Find each line containing the word "Scenario" and report how many there are. Add nothing else.

[A run of records]
## start

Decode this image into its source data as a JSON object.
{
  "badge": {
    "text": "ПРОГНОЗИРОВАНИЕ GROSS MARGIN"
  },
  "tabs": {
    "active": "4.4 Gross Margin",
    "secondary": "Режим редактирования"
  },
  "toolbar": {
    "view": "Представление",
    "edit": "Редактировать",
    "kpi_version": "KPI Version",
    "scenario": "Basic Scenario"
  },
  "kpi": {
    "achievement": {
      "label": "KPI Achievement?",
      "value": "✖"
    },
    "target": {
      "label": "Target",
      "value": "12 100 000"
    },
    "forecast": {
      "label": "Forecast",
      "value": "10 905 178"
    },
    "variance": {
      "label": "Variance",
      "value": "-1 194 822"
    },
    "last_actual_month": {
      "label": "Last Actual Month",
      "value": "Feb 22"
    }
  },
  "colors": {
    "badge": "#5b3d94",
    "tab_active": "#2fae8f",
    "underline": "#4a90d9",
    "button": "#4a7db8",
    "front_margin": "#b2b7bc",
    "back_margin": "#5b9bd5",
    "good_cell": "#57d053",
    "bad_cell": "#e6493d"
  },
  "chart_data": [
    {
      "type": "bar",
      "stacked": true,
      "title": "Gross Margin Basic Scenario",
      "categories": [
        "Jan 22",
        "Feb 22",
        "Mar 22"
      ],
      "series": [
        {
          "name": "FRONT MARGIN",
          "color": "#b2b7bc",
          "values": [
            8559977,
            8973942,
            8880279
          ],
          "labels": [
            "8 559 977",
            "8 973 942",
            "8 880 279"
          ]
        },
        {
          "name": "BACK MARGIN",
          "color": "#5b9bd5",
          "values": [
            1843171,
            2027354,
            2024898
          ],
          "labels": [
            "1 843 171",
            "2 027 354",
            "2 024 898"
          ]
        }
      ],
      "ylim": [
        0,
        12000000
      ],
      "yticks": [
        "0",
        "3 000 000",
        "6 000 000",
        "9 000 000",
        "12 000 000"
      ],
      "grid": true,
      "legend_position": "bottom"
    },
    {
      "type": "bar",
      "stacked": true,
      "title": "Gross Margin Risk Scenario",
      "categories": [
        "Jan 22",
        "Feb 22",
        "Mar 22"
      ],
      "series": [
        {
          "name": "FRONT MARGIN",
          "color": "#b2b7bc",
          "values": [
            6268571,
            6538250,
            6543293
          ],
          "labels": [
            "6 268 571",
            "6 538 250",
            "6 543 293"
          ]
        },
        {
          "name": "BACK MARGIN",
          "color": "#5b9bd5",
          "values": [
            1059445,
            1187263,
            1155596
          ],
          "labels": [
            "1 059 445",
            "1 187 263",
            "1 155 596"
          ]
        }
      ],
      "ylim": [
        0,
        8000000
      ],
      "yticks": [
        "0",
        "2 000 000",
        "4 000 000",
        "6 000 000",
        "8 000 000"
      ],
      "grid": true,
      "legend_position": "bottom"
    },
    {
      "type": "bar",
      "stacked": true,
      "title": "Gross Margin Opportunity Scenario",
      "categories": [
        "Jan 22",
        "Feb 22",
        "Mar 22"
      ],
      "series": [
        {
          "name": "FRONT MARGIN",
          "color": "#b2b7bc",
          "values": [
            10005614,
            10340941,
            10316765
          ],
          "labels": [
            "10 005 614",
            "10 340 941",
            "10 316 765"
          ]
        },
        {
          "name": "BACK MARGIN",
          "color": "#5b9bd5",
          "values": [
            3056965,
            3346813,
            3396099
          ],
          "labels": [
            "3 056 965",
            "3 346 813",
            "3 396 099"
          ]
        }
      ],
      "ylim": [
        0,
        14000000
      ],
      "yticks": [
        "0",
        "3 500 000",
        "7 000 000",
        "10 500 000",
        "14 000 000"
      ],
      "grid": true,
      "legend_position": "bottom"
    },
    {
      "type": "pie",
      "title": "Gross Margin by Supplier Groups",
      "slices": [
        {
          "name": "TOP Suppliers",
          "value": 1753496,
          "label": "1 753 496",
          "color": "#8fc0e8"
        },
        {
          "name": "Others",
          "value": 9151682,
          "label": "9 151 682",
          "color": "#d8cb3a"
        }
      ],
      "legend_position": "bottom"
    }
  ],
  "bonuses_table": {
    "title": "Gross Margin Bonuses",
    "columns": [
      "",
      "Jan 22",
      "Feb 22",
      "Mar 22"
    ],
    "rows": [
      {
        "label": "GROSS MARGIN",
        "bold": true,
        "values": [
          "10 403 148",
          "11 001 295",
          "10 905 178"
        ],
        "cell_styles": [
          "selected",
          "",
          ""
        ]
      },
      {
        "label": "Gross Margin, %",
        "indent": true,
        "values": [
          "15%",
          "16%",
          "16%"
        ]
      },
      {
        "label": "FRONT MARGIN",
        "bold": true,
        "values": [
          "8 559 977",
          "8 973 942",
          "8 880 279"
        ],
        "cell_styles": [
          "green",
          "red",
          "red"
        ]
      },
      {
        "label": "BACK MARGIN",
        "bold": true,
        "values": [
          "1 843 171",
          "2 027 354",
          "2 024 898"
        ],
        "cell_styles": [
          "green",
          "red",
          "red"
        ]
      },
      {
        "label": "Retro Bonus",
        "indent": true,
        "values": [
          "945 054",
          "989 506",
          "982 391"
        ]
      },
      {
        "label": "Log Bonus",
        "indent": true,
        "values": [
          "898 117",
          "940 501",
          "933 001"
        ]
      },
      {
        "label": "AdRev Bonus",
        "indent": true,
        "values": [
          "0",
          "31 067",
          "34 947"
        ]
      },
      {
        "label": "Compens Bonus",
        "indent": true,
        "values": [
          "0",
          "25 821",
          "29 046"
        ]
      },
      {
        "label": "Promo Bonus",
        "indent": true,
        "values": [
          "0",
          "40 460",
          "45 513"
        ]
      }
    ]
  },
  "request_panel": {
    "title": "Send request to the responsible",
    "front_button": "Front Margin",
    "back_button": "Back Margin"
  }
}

## end

SOLUTION FOR THIS PROBLEM: 4